*GIVEN ENTRIES:*

▼▼▼

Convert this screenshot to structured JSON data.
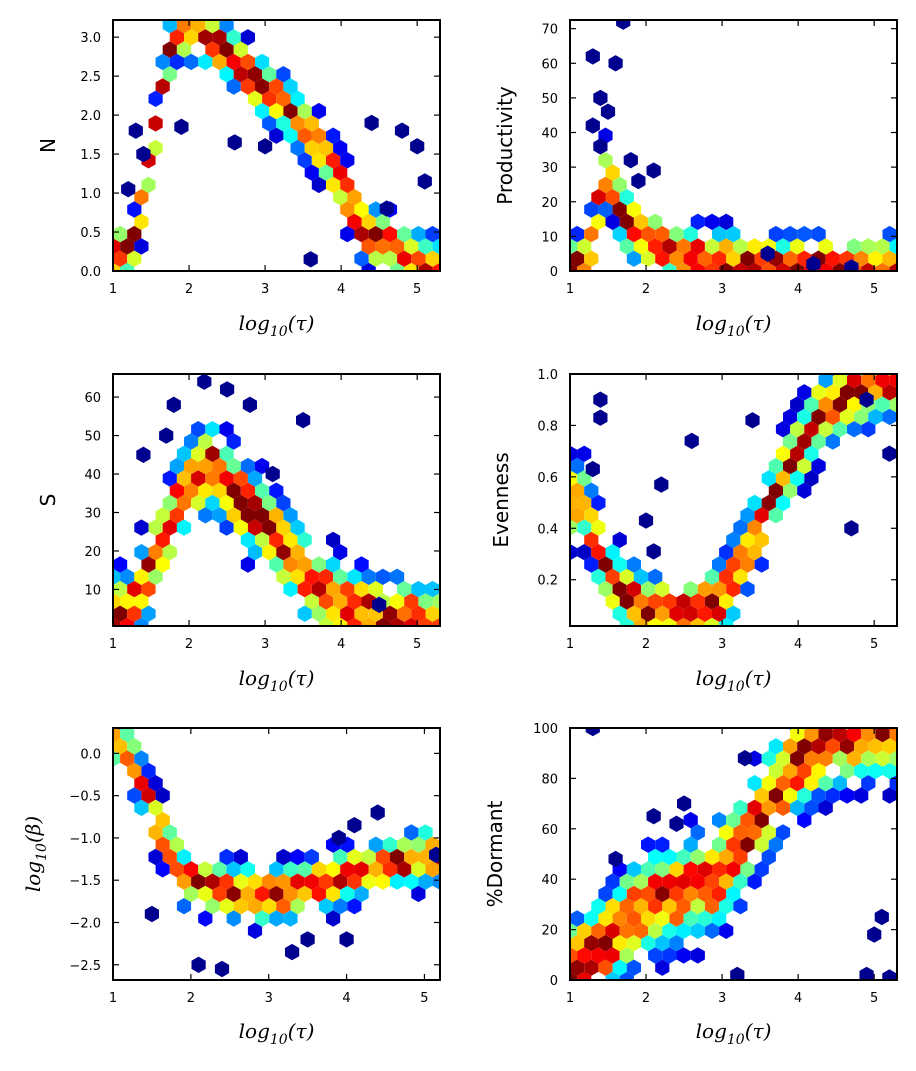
{
  "chart_data": [
    {
      "id": "N",
      "type": "heatmap",
      "xlabel": "log10(τ)",
      "ylabel": "N",
      "xlim": [
        1,
        5.3
      ],
      "ylim": [
        0,
        3.22
      ],
      "xticks": [
        1,
        2,
        3,
        4,
        5
      ],
      "yticks": [
        0.0,
        0.5,
        1.0,
        1.5,
        2.0,
        2.5,
        3.0
      ],
      "ytick_labels": [
        "0.0",
        "0.5",
        "1.0",
        "1.5",
        "2.0",
        "2.5",
        "3.0"
      ],
      "ridge": [
        [
          1.1,
          0.2
        ],
        [
          1.3,
          0.4
        ],
        [
          1.8,
          3.1
        ],
        [
          2.3,
          3.0
        ],
        [
          2.8,
          2.5
        ],
        [
          3.3,
          2.1
        ],
        [
          3.8,
          1.5
        ],
        [
          4.3,
          0.5
        ],
        [
          5.2,
          0.05
        ]
      ],
      "spread": 0.18,
      "scatter": [
        [
          1.3,
          1.8
        ],
        [
          1.4,
          1.5
        ],
        [
          1.2,
          1.05
        ],
        [
          1.9,
          1.85
        ],
        [
          2.6,
          1.65
        ],
        [
          3.0,
          1.6
        ],
        [
          4.4,
          1.9
        ],
        [
          4.8,
          1.8
        ],
        [
          5.0,
          1.6
        ],
        [
          5.1,
          1.15
        ],
        [
          3.6,
          0.15
        ],
        [
          4.6,
          0.8
        ]
      ]
    },
    {
      "id": "Productivity",
      "type": "heatmap",
      "xlabel": "log10(τ)",
      "ylabel": "Productivity",
      "xlim": [
        1,
        5.3
      ],
      "ylim": [
        0,
        72.5
      ],
      "xticks": [
        1,
        2,
        3,
        4,
        5
      ],
      "yticks": [
        0,
        10,
        20,
        30,
        40,
        50,
        60,
        70
      ],
      "ytick_labels": [
        "0",
        "10",
        "20",
        "30",
        "40",
        "50",
        "60",
        "70"
      ],
      "ridge": [
        [
          1.2,
          1
        ],
        [
          1.5,
          30
        ],
        [
          1.7,
          15
        ],
        [
          2.0,
          10
        ],
        [
          2.4,
          5
        ],
        [
          3.0,
          2
        ],
        [
          4.0,
          1
        ],
        [
          5.2,
          0.5
        ]
      ],
      "spread": 4.5,
      "scatter": [
        [
          1.3,
          62
        ],
        [
          1.6,
          60
        ],
        [
          1.7,
          72
        ],
        [
          1.4,
          50
        ],
        [
          1.5,
          46
        ],
        [
          1.3,
          42
        ],
        [
          1.4,
          36
        ],
        [
          1.8,
          32
        ],
        [
          2.1,
          29
        ],
        [
          1.9,
          26
        ],
        [
          3.6,
          5
        ],
        [
          4.2,
          2
        ],
        [
          4.7,
          1
        ]
      ]
    },
    {
      "id": "S",
      "type": "heatmap",
      "xlabel": "log10(τ)",
      "ylabel": "S",
      "xlim": [
        1,
        5.3
      ],
      "ylim": [
        0.5,
        66
      ],
      "xticks": [
        1,
        2,
        3,
        4,
        5
      ],
      "yticks": [
        10,
        20,
        30,
        40,
        50,
        60
      ],
      "ytick_labels": [
        "10",
        "20",
        "30",
        "40",
        "50",
        "60"
      ],
      "ridge": [
        [
          1.2,
          3
        ],
        [
          1.6,
          20
        ],
        [
          2.0,
          38
        ],
        [
          2.3,
          42
        ],
        [
          2.7,
          33
        ],
        [
          3.2,
          22
        ],
        [
          3.6,
          12
        ],
        [
          4.0,
          5
        ],
        [
          4.6,
          2
        ],
        [
          5.2,
          1
        ]
      ],
      "spread": 5.5,
      "scatter": [
        [
          1.8,
          58
        ],
        [
          2.2,
          64
        ],
        [
          2.5,
          62
        ],
        [
          3.5,
          54
        ],
        [
          2.8,
          58
        ],
        [
          1.4,
          45
        ],
        [
          3.1,
          40
        ],
        [
          4.5,
          6
        ],
        [
          1.7,
          50
        ]
      ]
    },
    {
      "id": "Evenness",
      "type": "heatmap",
      "xlabel": "log10(τ)",
      "ylabel": "Evenness",
      "xlim": [
        1,
        5.3
      ],
      "ylim": [
        0.02,
        1.0
      ],
      "xticks": [
        1,
        2,
        3,
        4,
        5
      ],
      "yticks": [
        0.2,
        0.4,
        0.6,
        0.8,
        1.0
      ],
      "ytick_labels": [
        "0.2",
        "0.4",
        "0.6",
        "0.8",
        "1.0"
      ],
      "ridge": [
        [
          1.2,
          0.5
        ],
        [
          1.5,
          0.2
        ],
        [
          2.0,
          0.08
        ],
        [
          2.6,
          0.06
        ],
        [
          3.0,
          0.12
        ],
        [
          3.4,
          0.35
        ],
        [
          3.8,
          0.6
        ],
        [
          4.3,
          0.85
        ],
        [
          5.1,
          0.98
        ]
      ],
      "spread": 0.07,
      "scatter": [
        [
          1.4,
          0.9
        ],
        [
          1.4,
          0.83
        ],
        [
          2.2,
          0.57
        ],
        [
          2.6,
          0.74
        ],
        [
          2.0,
          0.43
        ],
        [
          2.1,
          0.31
        ],
        [
          1.3,
          0.63
        ],
        [
          5.2,
          0.69
        ],
        [
          4.7,
          0.4
        ],
        [
          3.4,
          0.82
        ],
        [
          4.9,
          0.9
        ]
      ]
    },
    {
      "id": "beta",
      "type": "heatmap",
      "xlabel": "log10(τ)",
      "ylabel": "log10(β)",
      "xlim": [
        1,
        5.2
      ],
      "ylim": [
        -2.68,
        0.3
      ],
      "xticks": [
        1,
        2,
        3,
        4,
        5
      ],
      "yticks": [
        0.0,
        -0.5,
        -1.0,
        -1.5,
        -2.0,
        -2.5
      ],
      "ytick_labels": [
        "0.0",
        "−0.5",
        "−1.0",
        "−1.5",
        "−2.0",
        "−2.5"
      ],
      "ridge": [
        [
          1.05,
          0.15
        ],
        [
          1.3,
          -0.2
        ],
        [
          1.6,
          -0.9
        ],
        [
          1.9,
          -1.45
        ],
        [
          2.4,
          -1.6
        ],
        [
          3.0,
          -1.7
        ],
        [
          3.5,
          -1.6
        ],
        [
          4.0,
          -1.45
        ],
        [
          4.6,
          -1.3
        ],
        [
          5.1,
          -1.2
        ]
      ],
      "spread": 0.16,
      "scatter": [
        [
          2.1,
          -2.5
        ],
        [
          2.4,
          -2.55
        ],
        [
          3.3,
          -2.35
        ],
        [
          3.5,
          -2.2
        ],
        [
          4.0,
          -2.2
        ],
        [
          3.9,
          -1.0
        ],
        [
          4.1,
          -0.85
        ],
        [
          4.4,
          -0.7
        ],
        [
          5.15,
          -1.2
        ],
        [
          1.5,
          -1.9
        ]
      ]
    },
    {
      "id": "Dormant",
      "type": "heatmap",
      "xlabel": "log10(τ)",
      "ylabel": "%Dormant",
      "xlim": [
        1,
        5.3
      ],
      "ylim": [
        0,
        100
      ],
      "xticks": [
        1,
        2,
        3,
        4,
        5
      ],
      "yticks": [
        0,
        20,
        40,
        60,
        80,
        100
      ],
      "ytick_labels": [
        "0",
        "20",
        "40",
        "60",
        "80",
        "100"
      ],
      "ridge": [
        [
          1.1,
          5
        ],
        [
          1.5,
          15
        ],
        [
          1.9,
          28
        ],
        [
          2.4,
          34
        ],
        [
          2.9,
          40
        ],
        [
          3.3,
          55
        ],
        [
          3.7,
          75
        ],
        [
          4.1,
          90
        ],
        [
          4.6,
          98
        ],
        [
          5.2,
          100
        ]
      ],
      "spread": 10,
      "scatter": [
        [
          1.3,
          100
        ],
        [
          2.1,
          65
        ],
        [
          2.4,
          62
        ],
        [
          2.5,
          70
        ],
        [
          1.6,
          48
        ],
        [
          5.1,
          25
        ],
        [
          5.0,
          18
        ],
        [
          4.9,
          2
        ],
        [
          5.2,
          1
        ],
        [
          3.3,
          88
        ],
        [
          3.2,
          2
        ]
      ]
    }
  ]
}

▲▲▲

*PROMPT:*
The answer is one number: how many lines of the material above contain "spread".

*WRITTEN SOLUTION:*
6